Written instruction: Extract every line of the material below and reproduce it faithfully.

Input for this task:
---

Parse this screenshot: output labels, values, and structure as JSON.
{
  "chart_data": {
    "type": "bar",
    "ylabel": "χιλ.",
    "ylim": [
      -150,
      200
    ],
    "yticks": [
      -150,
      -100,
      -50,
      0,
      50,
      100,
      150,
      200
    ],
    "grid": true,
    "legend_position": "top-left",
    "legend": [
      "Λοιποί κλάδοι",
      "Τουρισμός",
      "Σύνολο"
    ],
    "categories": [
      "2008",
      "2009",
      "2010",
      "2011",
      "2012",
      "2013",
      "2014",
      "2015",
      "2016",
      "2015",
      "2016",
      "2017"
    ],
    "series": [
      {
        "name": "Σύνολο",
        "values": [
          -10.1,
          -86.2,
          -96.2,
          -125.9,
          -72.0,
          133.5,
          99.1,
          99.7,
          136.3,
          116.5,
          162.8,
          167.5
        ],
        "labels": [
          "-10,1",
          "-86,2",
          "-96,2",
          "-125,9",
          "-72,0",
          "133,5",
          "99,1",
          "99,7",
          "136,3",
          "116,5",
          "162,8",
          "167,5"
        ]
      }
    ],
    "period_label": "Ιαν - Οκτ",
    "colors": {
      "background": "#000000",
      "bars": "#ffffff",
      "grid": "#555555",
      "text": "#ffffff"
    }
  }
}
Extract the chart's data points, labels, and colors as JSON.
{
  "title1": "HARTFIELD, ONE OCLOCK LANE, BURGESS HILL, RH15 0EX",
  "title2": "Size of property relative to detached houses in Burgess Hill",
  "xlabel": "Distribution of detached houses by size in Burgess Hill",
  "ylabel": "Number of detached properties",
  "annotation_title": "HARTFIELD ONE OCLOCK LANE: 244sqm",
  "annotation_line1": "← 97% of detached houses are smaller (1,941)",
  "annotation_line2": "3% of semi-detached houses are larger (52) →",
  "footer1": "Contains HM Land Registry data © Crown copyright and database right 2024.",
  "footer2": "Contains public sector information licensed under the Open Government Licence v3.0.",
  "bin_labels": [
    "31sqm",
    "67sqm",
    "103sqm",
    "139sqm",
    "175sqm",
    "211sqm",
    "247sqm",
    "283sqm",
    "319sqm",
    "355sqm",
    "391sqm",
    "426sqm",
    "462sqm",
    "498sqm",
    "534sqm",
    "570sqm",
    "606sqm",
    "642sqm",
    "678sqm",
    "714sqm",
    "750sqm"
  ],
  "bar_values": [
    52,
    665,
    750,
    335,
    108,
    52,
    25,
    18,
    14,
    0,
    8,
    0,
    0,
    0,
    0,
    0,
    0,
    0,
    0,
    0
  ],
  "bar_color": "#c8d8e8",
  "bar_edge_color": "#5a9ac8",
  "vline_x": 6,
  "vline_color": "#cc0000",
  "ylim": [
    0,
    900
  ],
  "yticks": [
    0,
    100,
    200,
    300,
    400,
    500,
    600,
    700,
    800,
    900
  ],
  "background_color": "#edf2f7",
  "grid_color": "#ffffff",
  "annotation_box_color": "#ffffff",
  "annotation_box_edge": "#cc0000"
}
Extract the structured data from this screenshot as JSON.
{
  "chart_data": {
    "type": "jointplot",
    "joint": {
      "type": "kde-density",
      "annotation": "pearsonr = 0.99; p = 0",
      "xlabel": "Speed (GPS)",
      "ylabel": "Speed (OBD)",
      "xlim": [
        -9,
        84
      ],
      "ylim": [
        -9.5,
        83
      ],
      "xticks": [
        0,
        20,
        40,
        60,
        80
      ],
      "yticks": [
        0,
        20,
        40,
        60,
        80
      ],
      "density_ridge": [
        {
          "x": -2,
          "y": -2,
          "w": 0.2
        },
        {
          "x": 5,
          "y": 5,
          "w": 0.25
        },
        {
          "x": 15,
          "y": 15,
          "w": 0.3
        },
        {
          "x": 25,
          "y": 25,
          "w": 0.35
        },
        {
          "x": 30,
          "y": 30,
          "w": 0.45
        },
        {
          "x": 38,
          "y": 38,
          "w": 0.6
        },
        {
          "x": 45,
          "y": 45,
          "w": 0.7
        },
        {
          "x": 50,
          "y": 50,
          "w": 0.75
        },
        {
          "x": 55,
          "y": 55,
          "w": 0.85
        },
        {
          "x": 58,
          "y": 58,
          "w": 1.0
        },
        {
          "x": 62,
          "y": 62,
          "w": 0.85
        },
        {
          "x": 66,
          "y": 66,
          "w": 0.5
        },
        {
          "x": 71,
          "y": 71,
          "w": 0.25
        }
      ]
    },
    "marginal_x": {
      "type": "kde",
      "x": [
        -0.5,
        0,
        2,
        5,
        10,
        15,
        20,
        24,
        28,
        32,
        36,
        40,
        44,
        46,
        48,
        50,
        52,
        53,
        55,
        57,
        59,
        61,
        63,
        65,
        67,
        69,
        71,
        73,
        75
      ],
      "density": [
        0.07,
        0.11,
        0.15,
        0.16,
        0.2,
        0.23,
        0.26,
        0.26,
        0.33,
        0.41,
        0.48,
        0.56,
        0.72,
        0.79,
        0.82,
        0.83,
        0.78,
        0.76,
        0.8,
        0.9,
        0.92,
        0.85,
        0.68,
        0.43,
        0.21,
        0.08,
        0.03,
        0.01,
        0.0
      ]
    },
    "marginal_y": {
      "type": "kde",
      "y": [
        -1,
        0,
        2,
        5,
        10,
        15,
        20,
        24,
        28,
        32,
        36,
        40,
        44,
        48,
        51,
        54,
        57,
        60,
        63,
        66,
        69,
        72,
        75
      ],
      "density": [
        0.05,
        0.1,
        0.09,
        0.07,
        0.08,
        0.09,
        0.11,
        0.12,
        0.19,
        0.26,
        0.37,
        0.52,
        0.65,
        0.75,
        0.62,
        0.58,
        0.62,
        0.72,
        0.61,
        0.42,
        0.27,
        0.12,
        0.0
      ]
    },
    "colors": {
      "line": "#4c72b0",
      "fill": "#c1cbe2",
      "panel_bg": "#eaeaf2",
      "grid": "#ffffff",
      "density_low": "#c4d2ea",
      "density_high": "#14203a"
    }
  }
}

---

Final answer:
Parse this screenshot: output labels, values, and structure as JSON.
{
  "chart_data": {
    "type": "bar",
    "ylabel": "χιλ.",
    "ylim": [
      -150,
      200
    ],
    "yticks": [
      -150,
      -100,
      -50,
      0,
      50,
      100,
      150,
      200
    ],
    "grid": true,
    "legend_position": "top-left",
    "legend": [
      "Λοιποί κλάδοι",
      "Τουρισμός",
      "Σύνολο"
    ],
    "categories": [
      "2008",
      "2009",
      "2010",
      "2011",
      "2012",
      "2013",
      "2014",
      "2015",
      "2016",
      "2015",
      "2016",
      "2017"
    ],
    "series": [
      {
        "name": "Σύνολο",
        "values": [
          -10.1,
          -86.2,
          -96.2,
          -125.9,
          -72.0,
          133.5,
          99.1,
          99.7,
          136.3,
          116.5,
          162.8,
          167.5
        ],
        "labels": [
          "-10,1",
          "-86,2",
          "-96,2",
          "-125,9",
          "-72,0",
          "133,5",
          "99,1",
          "99,7",
          "136,3",
          "116,5",
          "162,8",
          "167,5"
        ]
      }
    ],
    "period_label": "Ιαν - Οκτ",
    "colors": {
      "background": "#000000",
      "bars": "#ffffff",
      "grid": "#555555",
      "text": "#ffffff"
    }
  }
}
Extract the chart's data points, labels, and colors as JSON.
{
  "title1": "HARTFIELD, ONE OCLOCK LANE, BURGESS HILL, RH15 0EX",
  "title2": "Size of property relative to detached houses in Burgess Hill",
  "xlabel": "Distribution of detached houses by size in Burgess Hill",
  "ylabel": "Number of detached properties",
  "annotation_title": "HARTFIELD ONE OCLOCK LANE: 244sqm",
  "annotation_line1": "← 97% of detached houses are smaller (1,941)",
  "annotation_line2": "3% of semi-detached houses are larger (52) →",
  "footer1": "Contains HM Land Registry data © Crown copyright and database right 2024.",
  "footer2": "Contains public sector information licensed under the Open Government Licence v3.0.",
  "bin_labels": [
    "31sqm",
    "67sqm",
    "103sqm",
    "139sqm",
    "175sqm",
    "211sqm",
    "247sqm",
    "283sqm",
    "319sqm",
    "355sqm",
    "391sqm",
    "426sqm",
    "462sqm",
    "498sqm",
    "534sqm",
    "570sqm",
    "606sqm",
    "642sqm",
    "678sqm",
    "714sqm",
    "750sqm"
  ],
  "bar_values": [
    52,
    665,
    750,
    335,
    108,
    52,
    25,
    18,
    14,
    0,
    8,
    0,
    0,
    0,
    0,
    0,
    0,
    0,
    0,
    0
  ],
  "bar_color": "#c8d8e8",
  "bar_edge_color": "#5a9ac8",
  "vline_x": 6,
  "vline_color": "#cc0000",
  "ylim": [
    0,
    900
  ],
  "yticks": [
    0,
    100,
    200,
    300,
    400,
    500,
    600,
    700,
    800,
    900
  ],
  "background_color": "#edf2f7",
  "grid_color": "#ffffff",
  "annotation_box_color": "#ffffff",
  "annotation_box_edge": "#cc0000"
}
Extract the structured data from this screenshot as JSON.
{
  "chart_data": {
    "type": "jointplot",
    "joint": {
      "type": "kde-density",
      "annotation": "pearsonr = 0.99; p = 0",
      "xlabel": "Speed (GPS)",
      "ylabel": "Speed (OBD)",
      "xlim": [
        -9,
        84
      ],
      "ylim": [
        -9.5,
        83
      ],
      "xticks": [
        0,
        20,
        40,
        60,
        80
      ],
      "yticks": [
        0,
        20,
        40,
        60,
        80
      ],
      "density_ridge": [
        {
          "x": -2,
          "y": -2,
          "w": 0.2
        },
        {
          "x": 5,
          "y": 5,
          "w": 0.25
        },
        {
          "x": 15,
          "y": 15,
          "w": 0.3
        },
        {
          "x": 25,
          "y": 25,
          "w": 0.35
        },
        {
          "x": 30,
          "y": 30,
          "w": 0.45
        },
        {
          "x": 38,
          "y": 38,
          "w": 0.6
        },
        {
          "x": 45,
          "y": 45,
          "w": 0.7
        },
        {
          "x": 50,
          "y": 50,
          "w": 0.75
        },
        {
          "x": 55,
          "y": 55,
          "w": 0.85
        },
        {
          "x": 58,
          "y": 58,
          "w": 1.0
        },
        {
          "x": 62,
          "y": 62,
          "w": 0.85
        },
        {
          "x": 66,
          "y": 66,
          "w": 0.5
        },
        {
          "x": 71,
          "y": 71,
          "w": 0.25
        }
      ]
    },
    "marginal_x": {
      "type": "kde",
      "x": [
        -0.5,
        0,
        2,
        5,
        10,
        15,
        20,
        24,
        28,
        32,
        36,
        40,
        44,
        46,
        48,
        50,
        52,
        53,
        55,
        57,
        59,
        61,
        63,
        65,
        67,
        69,
        71,
        73,
        75
      ],
      "density": [
        0.07,
        0.11,
        0.15,
        0.16,
        0.2,
        0.23,
        0.26,
        0.26,
        0.33,
        0.41,
        0.48,
        0.56,
        0.72,
        0.79,
        0.82,
        0.83,
        0.78,
        0.76,
        0.8,
        0.9,
        0.92,
        0.85,
        0.68,
        0.43,
        0.21,
        0.08,
        0.03,
        0.01,
        0.0
      ]
    },
    "marginal_y": {
      "type": "kde",
      "y": [
        -1,
        0,
        2,
        5,
        10,
        15,
        20,
        24,
        28,
        32,
        36,
        40,
        44,
        48,
        51,
        54,
        57,
        60,
        63,
        66,
        69,
        72,
        75
      ],
      "density": [
        0.05,
        0.1,
        0.09,
        0.07,
        0.08,
        0.09,
        0.11,
        0.12,
        0.19,
        0.26,
        0.37,
        0.52,
        0.65,
        0.75,
        0.62,
        0.58,
        0.62,
        0.72,
        0.61,
        0.42,
        0.27,
        0.12,
        0.0
      ]
    },
    "colors": {
      "line": "#4c72b0",
      "fill": "#c1cbe2",
      "panel_bg": "#eaeaf2",
      "grid": "#ffffff",
      "density_low": "#c4d2ea",
      "density_high": "#14203a"
    }
  }
}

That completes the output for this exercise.